INSTRUCTIONS TO FOLLOW
Print all the entries exactly.

EXERCISE INPUTS

^^^^^^^^^^^^^^^^

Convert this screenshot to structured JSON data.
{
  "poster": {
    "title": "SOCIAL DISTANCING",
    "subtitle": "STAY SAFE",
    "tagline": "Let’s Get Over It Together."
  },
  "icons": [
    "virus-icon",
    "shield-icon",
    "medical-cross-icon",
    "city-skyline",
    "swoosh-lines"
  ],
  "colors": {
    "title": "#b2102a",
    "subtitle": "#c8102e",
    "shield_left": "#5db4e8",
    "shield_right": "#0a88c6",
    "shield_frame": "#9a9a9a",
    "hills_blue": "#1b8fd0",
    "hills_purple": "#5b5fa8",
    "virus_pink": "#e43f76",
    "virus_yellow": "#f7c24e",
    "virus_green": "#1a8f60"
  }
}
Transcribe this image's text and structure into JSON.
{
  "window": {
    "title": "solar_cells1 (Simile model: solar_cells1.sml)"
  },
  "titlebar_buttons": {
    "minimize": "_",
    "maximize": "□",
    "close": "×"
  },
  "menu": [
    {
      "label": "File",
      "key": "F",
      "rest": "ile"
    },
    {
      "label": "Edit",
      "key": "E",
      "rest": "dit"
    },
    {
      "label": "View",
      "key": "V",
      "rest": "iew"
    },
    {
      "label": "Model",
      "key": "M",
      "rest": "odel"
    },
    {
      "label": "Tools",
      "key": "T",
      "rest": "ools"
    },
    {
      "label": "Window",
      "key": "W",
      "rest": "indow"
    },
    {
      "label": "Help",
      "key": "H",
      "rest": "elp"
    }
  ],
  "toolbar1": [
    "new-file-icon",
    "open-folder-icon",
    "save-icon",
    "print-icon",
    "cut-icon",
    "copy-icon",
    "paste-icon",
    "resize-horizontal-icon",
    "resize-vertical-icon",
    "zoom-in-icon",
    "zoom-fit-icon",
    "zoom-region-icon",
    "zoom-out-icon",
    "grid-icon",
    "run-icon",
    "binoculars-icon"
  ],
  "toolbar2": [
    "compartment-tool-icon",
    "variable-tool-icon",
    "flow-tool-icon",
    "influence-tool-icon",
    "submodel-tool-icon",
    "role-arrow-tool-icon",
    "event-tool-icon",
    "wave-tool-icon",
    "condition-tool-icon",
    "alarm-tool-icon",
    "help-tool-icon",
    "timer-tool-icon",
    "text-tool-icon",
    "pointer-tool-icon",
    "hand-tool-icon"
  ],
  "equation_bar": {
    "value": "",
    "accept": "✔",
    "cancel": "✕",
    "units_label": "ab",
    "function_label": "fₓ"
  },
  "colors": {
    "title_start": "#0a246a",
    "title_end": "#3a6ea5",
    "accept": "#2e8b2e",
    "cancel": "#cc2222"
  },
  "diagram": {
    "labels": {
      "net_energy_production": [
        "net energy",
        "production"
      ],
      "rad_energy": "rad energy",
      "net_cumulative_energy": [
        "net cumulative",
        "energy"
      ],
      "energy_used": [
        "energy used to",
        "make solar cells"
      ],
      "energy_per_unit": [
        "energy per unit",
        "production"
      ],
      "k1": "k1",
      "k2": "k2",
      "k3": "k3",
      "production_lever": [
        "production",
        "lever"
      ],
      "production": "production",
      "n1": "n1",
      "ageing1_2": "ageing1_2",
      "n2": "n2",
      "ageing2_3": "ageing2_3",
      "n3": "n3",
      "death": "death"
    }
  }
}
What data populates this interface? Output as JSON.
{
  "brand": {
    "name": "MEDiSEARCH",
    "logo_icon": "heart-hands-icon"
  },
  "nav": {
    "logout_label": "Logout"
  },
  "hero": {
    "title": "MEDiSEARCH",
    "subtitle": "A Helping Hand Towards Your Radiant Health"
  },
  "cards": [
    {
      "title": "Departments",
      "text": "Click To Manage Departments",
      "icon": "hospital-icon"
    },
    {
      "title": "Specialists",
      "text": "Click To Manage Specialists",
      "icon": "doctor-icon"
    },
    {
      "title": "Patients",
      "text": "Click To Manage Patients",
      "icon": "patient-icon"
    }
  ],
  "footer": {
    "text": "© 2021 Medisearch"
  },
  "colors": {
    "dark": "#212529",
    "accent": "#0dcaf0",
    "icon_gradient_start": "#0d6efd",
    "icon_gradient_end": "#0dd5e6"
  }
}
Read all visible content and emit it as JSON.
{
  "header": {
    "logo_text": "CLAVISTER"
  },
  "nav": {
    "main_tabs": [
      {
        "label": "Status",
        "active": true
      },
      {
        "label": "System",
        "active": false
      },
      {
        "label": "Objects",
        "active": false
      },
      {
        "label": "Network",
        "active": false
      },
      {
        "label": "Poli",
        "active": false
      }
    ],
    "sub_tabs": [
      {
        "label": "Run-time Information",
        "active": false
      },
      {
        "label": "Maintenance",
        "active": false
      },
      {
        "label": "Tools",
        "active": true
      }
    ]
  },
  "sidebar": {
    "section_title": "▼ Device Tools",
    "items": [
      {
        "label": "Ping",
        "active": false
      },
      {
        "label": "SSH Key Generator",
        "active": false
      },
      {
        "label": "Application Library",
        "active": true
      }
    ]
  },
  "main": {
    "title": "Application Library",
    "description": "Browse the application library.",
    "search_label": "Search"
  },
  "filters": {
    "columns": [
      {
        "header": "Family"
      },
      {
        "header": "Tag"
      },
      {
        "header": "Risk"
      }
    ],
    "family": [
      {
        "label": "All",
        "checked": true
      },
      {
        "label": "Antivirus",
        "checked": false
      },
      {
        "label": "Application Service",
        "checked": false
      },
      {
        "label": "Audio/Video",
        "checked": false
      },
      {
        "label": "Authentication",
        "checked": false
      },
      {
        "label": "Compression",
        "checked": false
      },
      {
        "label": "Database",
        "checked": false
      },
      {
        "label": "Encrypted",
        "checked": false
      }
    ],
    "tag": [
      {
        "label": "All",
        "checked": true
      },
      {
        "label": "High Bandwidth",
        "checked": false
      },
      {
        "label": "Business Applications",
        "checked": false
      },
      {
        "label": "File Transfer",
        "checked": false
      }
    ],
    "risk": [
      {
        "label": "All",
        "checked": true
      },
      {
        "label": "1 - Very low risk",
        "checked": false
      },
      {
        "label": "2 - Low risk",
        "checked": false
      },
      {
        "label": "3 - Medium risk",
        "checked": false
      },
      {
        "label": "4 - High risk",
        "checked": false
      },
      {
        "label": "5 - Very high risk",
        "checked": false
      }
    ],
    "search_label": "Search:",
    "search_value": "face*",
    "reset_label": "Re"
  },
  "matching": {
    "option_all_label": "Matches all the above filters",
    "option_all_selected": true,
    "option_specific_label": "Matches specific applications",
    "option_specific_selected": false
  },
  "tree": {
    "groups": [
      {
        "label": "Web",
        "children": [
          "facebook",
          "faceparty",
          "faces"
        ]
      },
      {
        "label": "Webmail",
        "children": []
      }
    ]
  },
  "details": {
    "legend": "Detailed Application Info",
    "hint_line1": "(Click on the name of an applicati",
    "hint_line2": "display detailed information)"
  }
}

^^^^^^^^^^^^^^^^

TASK OUTPUT
Convert this screenshot to structured JSON data.
{
  "poster": {
    "title": "SOCIAL DISTANCING",
    "subtitle": "STAY SAFE",
    "tagline": "Let’s Get Over It Together."
  },
  "icons": [
    "virus-icon",
    "shield-icon",
    "medical-cross-icon",
    "city-skyline",
    "swoosh-lines"
  ],
  "colors": {
    "title": "#b2102a",
    "subtitle": "#c8102e",
    "shield_left": "#5db4e8",
    "shield_right": "#0a88c6",
    "shield_frame": "#9a9a9a",
    "hills_blue": "#1b8fd0",
    "hills_purple": "#5b5fa8",
    "virus_pink": "#e43f76",
    "virus_yellow": "#f7c24e",
    "virus_green": "#1a8f60"
  }
}
Transcribe this image's text and structure into JSON.
{
  "window": {
    "title": "solar_cells1 (Simile model: solar_cells1.sml)"
  },
  "titlebar_buttons": {
    "minimize": "_",
    "maximize": "□",
    "close": "×"
  },
  "menu": [
    {
      "label": "File",
      "key": "F",
      "rest": "ile"
    },
    {
      "label": "Edit",
      "key": "E",
      "rest": "dit"
    },
    {
      "label": "View",
      "key": "V",
      "rest": "iew"
    },
    {
      "label": "Model",
      "key": "M",
      "rest": "odel"
    },
    {
      "label": "Tools",
      "key": "T",
      "rest": "ools"
    },
    {
      "label": "Window",
      "key": "W",
      "rest": "indow"
    },
    {
      "label": "Help",
      "key": "H",
      "rest": "elp"
    }
  ],
  "toolbar1": [
    "new-file-icon",
    "open-folder-icon",
    "save-icon",
    "print-icon",
    "cut-icon",
    "copy-icon",
    "paste-icon",
    "resize-horizontal-icon",
    "resize-vertical-icon",
    "zoom-in-icon",
    "zoom-fit-icon",
    "zoom-region-icon",
    "zoom-out-icon",
    "grid-icon",
    "run-icon",
    "binoculars-icon"
  ],
  "toolbar2": [
    "compartment-tool-icon",
    "variable-tool-icon",
    "flow-tool-icon",
    "influence-tool-icon",
    "submodel-tool-icon",
    "role-arrow-tool-icon",
    "event-tool-icon",
    "wave-tool-icon",
    "condition-tool-icon",
    "alarm-tool-icon",
    "help-tool-icon",
    "timer-tool-icon",
    "text-tool-icon",
    "pointer-tool-icon",
    "hand-tool-icon"
  ],
  "equation_bar": {
    "value": "",
    "accept": "✔",
    "cancel": "✕",
    "units_label": "ab",
    "function_label": "fₓ"
  },
  "colors": {
    "title_start": "#0a246a",
    "title_end": "#3a6ea5",
    "accept": "#2e8b2e",
    "cancel": "#cc2222"
  },
  "diagram": {
    "labels": {
      "net_energy_production": [
        "net energy",
        "production"
      ],
      "rad_energy": "rad energy",
      "net_cumulative_energy": [
        "net cumulative",
        "energy"
      ],
      "energy_used": [
        "energy used to",
        "make solar cells"
      ],
      "energy_per_unit": [
        "energy per unit",
        "production"
      ],
      "k1": "k1",
      "k2": "k2",
      "k3": "k3",
      "production_lever": [
        "production",
        "lever"
      ],
      "production": "production",
      "n1": "n1",
      "ageing1_2": "ageing1_2",
      "n2": "n2",
      "ageing2_3": "ageing2_3",
      "n3": "n3",
      "death": "death"
    }
  }
}
What data populates this interface? Output as JSON.
{
  "brand": {
    "name": "MEDiSEARCH",
    "logo_icon": "heart-hands-icon"
  },
  "nav": {
    "logout_label": "Logout"
  },
  "hero": {
    "title": "MEDiSEARCH",
    "subtitle": "A Helping Hand Towards Your Radiant Health"
  },
  "cards": [
    {
      "title": "Departments",
      "text": "Click To Manage Departments",
      "icon": "hospital-icon"
    },
    {
      "title": "Specialists",
      "text": "Click To Manage Specialists",
      "icon": "doctor-icon"
    },
    {
      "title": "Patients",
      "text": "Click To Manage Patients",
      "icon": "patient-icon"
    }
  ],
  "footer": {
    "text": "© 2021 Medisearch"
  },
  "colors": {
    "dark": "#212529",
    "accent": "#0dcaf0",
    "icon_gradient_start": "#0d6efd",
    "icon_gradient_end": "#0dd5e6"
  }
}
Read all visible content and emit it as JSON.
{
  "header": {
    "logo_text": "CLAVISTER"
  },
  "nav": {
    "main_tabs": [
      {
        "label": "Status",
        "active": true
      },
      {
        "label": "System",
        "active": false
      },
      {
        "label": "Objects",
        "active": false
      },
      {
        "label": "Network",
        "active": false
      },
      {
        "label": "Poli",
        "active": false
      }
    ],
    "sub_tabs": [
      {
        "label": "Run-time Information",
        "active": false
      },
      {
        "label": "Maintenance",
        "active": false
      },
      {
        "label": "Tools",
        "active": true
      }
    ]
  },
  "sidebar": {
    "section_title": "▼ Device Tools",
    "items": [
      {
        "label": "Ping",
        "active": false
      },
      {
        "label": "SSH Key Generator",
        "active": false
      },
      {
        "label": "Application Library",
        "active": true
      }
    ]
  },
  "main": {
    "title": "Application Library",
    "description": "Browse the application library.",
    "search_label": "Search"
  },
  "filters": {
    "columns": [
      {
        "header": "Family"
      },
      {
        "header": "Tag"
      },
      {
        "header": "Risk"
      }
    ],
    "family": [
      {
        "label": "All",
        "checked": true
      },
      {
        "label": "Antivirus",
        "checked": false
      },
      {
        "label": "Application Service",
        "checked": false
      },
      {
        "label": "Audio/Video",
        "checked": false
      },
      {
        "label": "Authentication",
        "checked": false
      },
      {
        "label": "Compression",
        "checked": false
      },
      {
        "label": "Database",
        "checked": false
      },
      {
        "label": "Encrypted",
        "checked": false
      }
    ],
    "tag": [
      {
        "label": "All",
        "checked": true
      },
      {
        "label": "High Bandwidth",
        "checked": false
      },
      {
        "label": "Business Applications",
        "checked": false
      },
      {
        "label": "File Transfer",
        "checked": false
      }
    ],
    "risk": [
      {
        "label": "All",
        "checked": true
      },
      {
        "label": "1 - Very low risk",
        "checked": false
      },
      {
        "label": "2 - Low risk",
        "checked": false
      },
      {
        "label": "3 - Medium risk",
        "checked": false
      },
      {
        "label": "4 - High risk",
        "checked": false
      },
      {
        "label": "5 - Very high risk",
        "checked": false
      }
    ],
    "search_label": "Search:",
    "search_value": "face*",
    "reset_label": "Re"
  },
  "matching": {
    "option_all_label": "Matches all the above filters",
    "option_all_selected": true,
    "option_specific_label": "Matches specific applications",
    "option_specific_selected": false
  },
  "tree": {
    "groups": [
      {
        "label": "Web",
        "children": [
          "facebook",
          "faceparty",
          "faces"
        ]
      },
      {
        "label": "Webmail",
        "children": []
      }
    ]
  },
  "details": {
    "legend": "Detailed Application Info",
    "hint_line1": "(Click on the name of an applicati",
    "hint_line2": "display detailed information)"
  }
}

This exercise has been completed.